# Stated problem
Write the entries out again exactly as they stand, but without the pictures.

Data records
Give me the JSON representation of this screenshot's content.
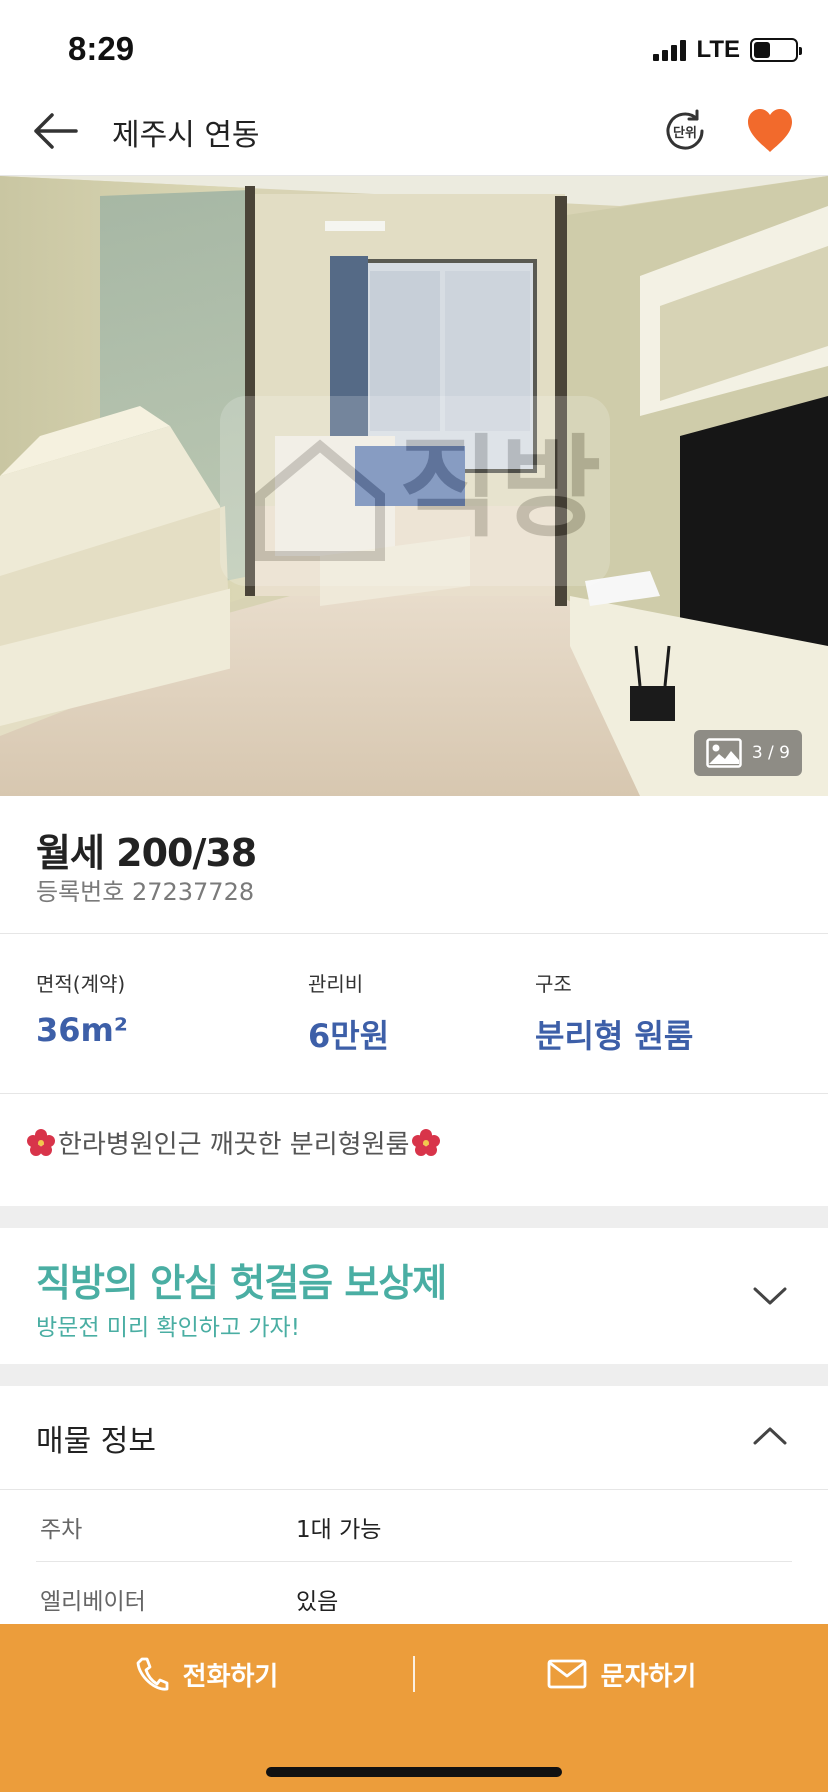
{
  "status_bar": {
    "time": "8:29",
    "network": "LTE",
    "battery_level": 0.4,
    "signal_bars": 4
  },
  "nav": {
    "title": "제주시 연동",
    "unit_button_label": "단위",
    "favorite_active": true,
    "favorite_color": "#f26a2c"
  },
  "photo": {
    "counter": "3 / 9",
    "watermark": "직방"
  },
  "listing": {
    "price": "월세 200/38",
    "registration": "등록번호 27237728"
  },
  "specs": [
    {
      "label": "면적(계약)",
      "value": "36m²"
    },
    {
      "label": "관리비",
      "value": "6만원"
    },
    {
      "label": "구조",
      "value": "분리형 원룸"
    }
  ],
  "description": "한라병원인근 깨끗한 분리형원룸",
  "promo": {
    "title": "직방의 안심 헛걸음 보상제",
    "subtitle": "방문전 미리 확인하고 가자!",
    "accent_color": "#4aaea3"
  },
  "info_section": {
    "title": "매물 정보",
    "rows": [
      {
        "label": "주차",
        "value": "1대 가능"
      },
      {
        "label": "엘리베이터",
        "value": "있음"
      }
    ]
  },
  "actions": {
    "call_label": "전화하기",
    "message_label": "문자하기",
    "bar_color": "#ec9d3b"
  },
  "colors": {
    "value_blue": "#3d5fa8"
  }
}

# The reply
Give me the JSON representation of this screenshot's content.
{
  "status_bar": {
    "time": "8:29",
    "network": "LTE",
    "battery_level": 0.4,
    "signal_bars": 4
  },
  "nav": {
    "title": "제주시 연동",
    "unit_button_label": "단위",
    "favorite_active": true,
    "favorite_color": "#f26a2c"
  },
  "photo": {
    "counter": "3 / 9",
    "watermark": "직방"
  },
  "listing": {
    "price": "월세 200/38",
    "registration": "등록번호 27237728"
  },
  "specs": [
    {
      "label": "면적(계약)",
      "value": "36m²"
    },
    {
      "label": "관리비",
      "value": "6만원"
    },
    {
      "label": "구조",
      "value": "분리형 원룸"
    }
  ],
  "description": "한라병원인근 깨끗한 분리형원룸",
  "promo": {
    "title": "직방의 안심 헛걸음 보상제",
    "subtitle": "방문전 미리 확인하고 가자!",
    "accent_color": "#4aaea3"
  },
  "info_section": {
    "title": "매물 정보",
    "rows": [
      {
        "label": "주차",
        "value": "1대 가능"
      },
      {
        "label": "엘리베이터",
        "value": "있음"
      }
    ]
  },
  "actions": {
    "call_label": "전화하기",
    "message_label": "문자하기",
    "bar_color": "#ec9d3b"
  },
  "colors": {
    "value_blue": "#3d5fa8"
  }
}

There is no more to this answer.